## What you are asked to do:
Spot each line in the records below where the word "JSON" occurs, then copy it.

☆ ☆ ☆ ☆ ☆

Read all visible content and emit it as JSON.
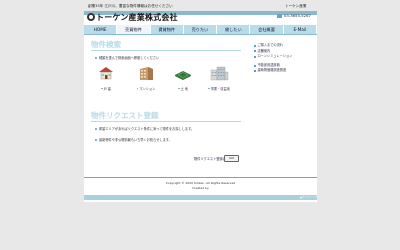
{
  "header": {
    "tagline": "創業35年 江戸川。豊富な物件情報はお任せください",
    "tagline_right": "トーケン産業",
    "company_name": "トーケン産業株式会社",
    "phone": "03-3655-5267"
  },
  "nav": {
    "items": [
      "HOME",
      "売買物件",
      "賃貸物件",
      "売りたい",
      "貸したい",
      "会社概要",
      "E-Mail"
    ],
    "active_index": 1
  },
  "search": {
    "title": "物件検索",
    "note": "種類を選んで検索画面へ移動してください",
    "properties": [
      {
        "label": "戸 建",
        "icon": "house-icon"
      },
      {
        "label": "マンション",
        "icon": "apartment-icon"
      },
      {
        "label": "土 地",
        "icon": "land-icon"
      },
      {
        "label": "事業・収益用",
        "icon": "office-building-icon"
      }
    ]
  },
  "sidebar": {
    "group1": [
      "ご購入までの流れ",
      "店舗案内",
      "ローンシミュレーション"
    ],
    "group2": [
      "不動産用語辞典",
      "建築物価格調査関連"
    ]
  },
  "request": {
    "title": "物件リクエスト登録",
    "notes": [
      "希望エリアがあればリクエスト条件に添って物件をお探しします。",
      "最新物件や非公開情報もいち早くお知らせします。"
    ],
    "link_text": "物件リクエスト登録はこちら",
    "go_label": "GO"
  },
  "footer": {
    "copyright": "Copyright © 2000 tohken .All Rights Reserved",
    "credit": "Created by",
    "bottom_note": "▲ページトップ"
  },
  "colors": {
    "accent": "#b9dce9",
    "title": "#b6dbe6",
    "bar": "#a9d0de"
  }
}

☆ ☆ ☆ ☆ ☆

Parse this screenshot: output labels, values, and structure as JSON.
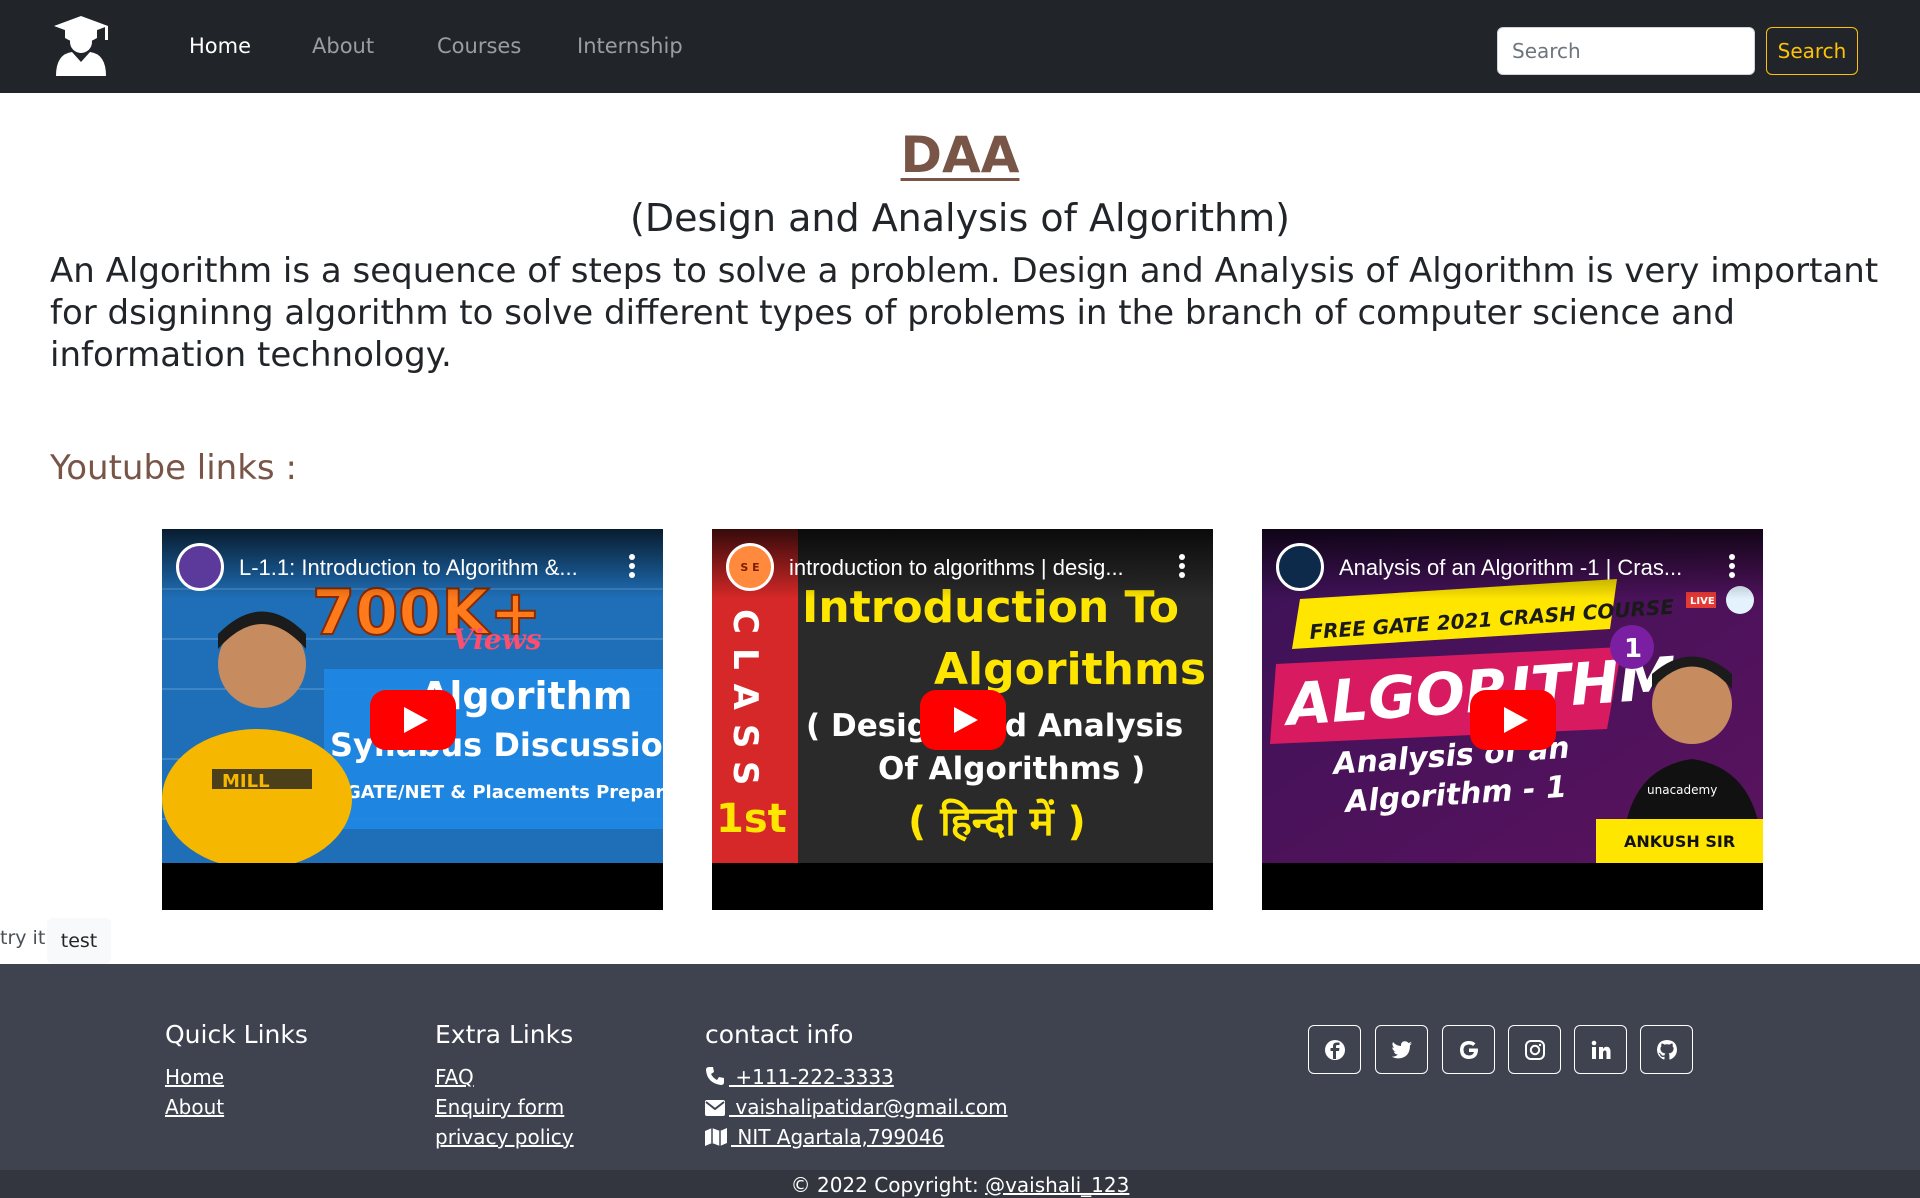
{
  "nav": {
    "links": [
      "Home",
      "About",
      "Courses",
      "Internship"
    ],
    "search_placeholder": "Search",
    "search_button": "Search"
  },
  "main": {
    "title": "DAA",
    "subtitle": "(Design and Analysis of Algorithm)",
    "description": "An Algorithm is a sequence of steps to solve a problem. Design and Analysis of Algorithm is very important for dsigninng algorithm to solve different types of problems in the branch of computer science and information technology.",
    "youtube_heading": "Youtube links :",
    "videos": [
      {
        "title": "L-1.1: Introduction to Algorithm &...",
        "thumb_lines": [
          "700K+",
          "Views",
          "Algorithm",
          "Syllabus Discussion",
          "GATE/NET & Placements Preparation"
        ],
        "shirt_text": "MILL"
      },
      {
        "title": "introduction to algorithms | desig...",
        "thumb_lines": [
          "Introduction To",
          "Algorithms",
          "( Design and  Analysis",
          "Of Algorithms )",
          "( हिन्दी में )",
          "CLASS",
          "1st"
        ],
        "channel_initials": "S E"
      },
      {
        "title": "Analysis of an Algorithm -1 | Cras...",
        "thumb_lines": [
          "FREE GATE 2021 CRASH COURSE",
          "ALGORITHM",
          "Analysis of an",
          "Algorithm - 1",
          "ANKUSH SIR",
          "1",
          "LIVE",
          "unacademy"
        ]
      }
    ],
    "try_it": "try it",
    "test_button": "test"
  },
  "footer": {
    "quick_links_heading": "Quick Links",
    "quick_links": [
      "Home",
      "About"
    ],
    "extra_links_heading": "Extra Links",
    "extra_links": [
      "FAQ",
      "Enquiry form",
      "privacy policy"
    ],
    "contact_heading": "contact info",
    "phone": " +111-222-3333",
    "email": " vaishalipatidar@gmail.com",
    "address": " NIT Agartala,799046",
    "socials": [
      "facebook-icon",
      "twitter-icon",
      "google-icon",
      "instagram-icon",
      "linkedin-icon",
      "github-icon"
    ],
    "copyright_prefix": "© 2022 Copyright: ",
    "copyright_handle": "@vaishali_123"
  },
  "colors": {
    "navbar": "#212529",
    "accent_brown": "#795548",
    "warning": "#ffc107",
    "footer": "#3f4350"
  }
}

☆ ☆ ☆ ☆ ☆

## Written response:
Read all visible content and emit it as JSON.
Parse this screenshot: output labels, values, and structure as JSON.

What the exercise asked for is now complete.